■ COSA SI CHIEDE:
[A] Rispondi in base al testo su Nathalie:
(i) Che materia insegna Nathalie?
(ii) Dove si trova la casa che Nathalie condivideva con il marito?
(iii) Come si chiama la gatta che le lascia la madre?
[B] Quali nomi propri di persona o di animale compaiono nel testo su Nathalie? Elencali tutti.
[C] Scrivi il seguito del testo su Nathalie, cominciando dopo l'ultima frase riportata.

■ TESTO FORNITO:
● ● ● ●
Nathalie, l’ottima Isabelle Huppert, è una donna dalle molte cause. Insegna filosofia in un liceo parigino, con lo zelo dell’ex comunista adesso convertita alla più ardua missione di far pensare i ragazzi con la loro testa. Ha una madre, ex modella invecchiata presto, incline al suicidio allarmante e simulato. Cura una sofisticata collana di saggi filosofici e un’antologia scolastica. E’ mentore di Fabien, un ex alunno diviso tra la Scuola di Francoforte e il tafferuglio anarchico con la polizia, che forse ha preso troppo sul serio i suoi insegnamenti libertari.
Intorno ai sessant’anni anni, la vita – più o meno secondo la regola – comincia a presentarle i conti.
Del marito, Heinz, e della più giovane compagna nuova destinataria dei suoi imperativi morali, abbiamo anticipato. Nathalie andrà per l’ultima volta con lui nella loro casa sull’oceano in Bretagna, a prendere i vestiti e seppellire nel giardino di rose venticinque anni di vita comune.
Come se non bastasse, il suo editore smette di buttare soldi con i pensieri di gente morta che non interessano nessuno, cancellando la sua collana. La madre muore nel pensionato dove Nathalie è stata costretta a portarla, lasciandole una grossa gatta dal significativo nome di Pandora, a cui peraltro lei è allergica.
Arriva l’estate e Fabien si ritira con gli amici in una fattoria sperduta a preparare l’universale anarchia prossima ventura. Lei lo raggiunge volentieri nel suo paradiso terrestre sperimentale; ma tra interminabili discussioni se esista o no l’autorialità, salta fuori l’accusa, sopita da sempre, che lei è la borghese benestante e privilegiata che in effetti è.
● ● ● ●
■ INFORMAZIONI FORNITE:

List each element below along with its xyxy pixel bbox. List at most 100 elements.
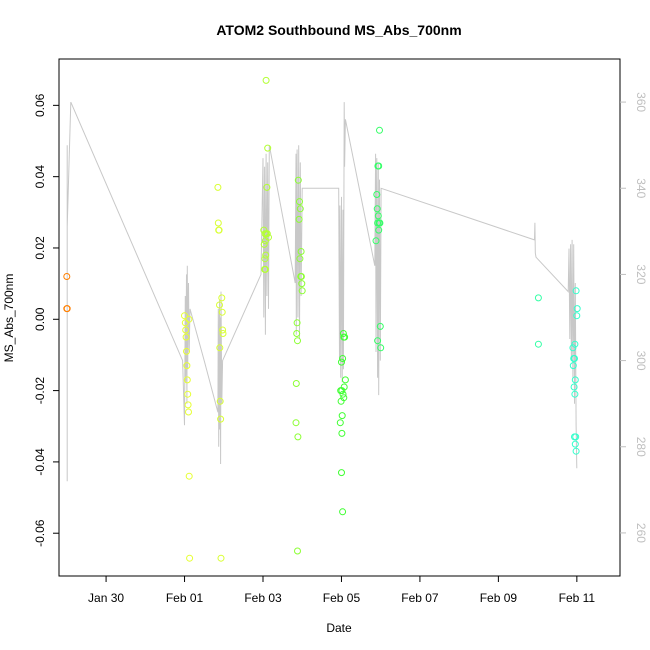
● ● ● ●
■ I RISULTATI:
[A]
(i) Filosofia, in un liceo parigino.
(ii) Sull'oceano, in Bretagna.
(iii) Pandora.

[B] Nathalie, Isabelle Huppert, Fabien, Heinz, Pandora

[C]
Nathalie attraversa questi sconvolgimenti senza tragedie, in un dignitoso fatalismo sostenuto da un lampo d’orgoglio nello sguardo. Coerente – come Fabien e Heinz neppure possono immaginare – con un certo modo di fare filosofia rispettando l’altrui libertà sulla propria pelle. Anche se gli altri neppure se ne accorgono, e non ci si aspetta neppure più che lo facciano.
Oltre la recriminazione, oltre la delusione, Nathalie non prova a riconquistare Heinz, né a difendere le sue pubblicazioni, né a spiegare a Fabien di avere già percorso le stesse illusioni.
Il volto segnato, l’atteggiamento raccolto, Nathalie possiede il senso del tempo e delle cose che accadono senza che si possa fare niente.
Nell’ultima scena prepara la cena di Natale e riunisce i figli a tavola; poi in camera da letto prende in braccio il nipotino neonato; infine l’inquadratura sfuma sugli addobbi e l’abete con i regali.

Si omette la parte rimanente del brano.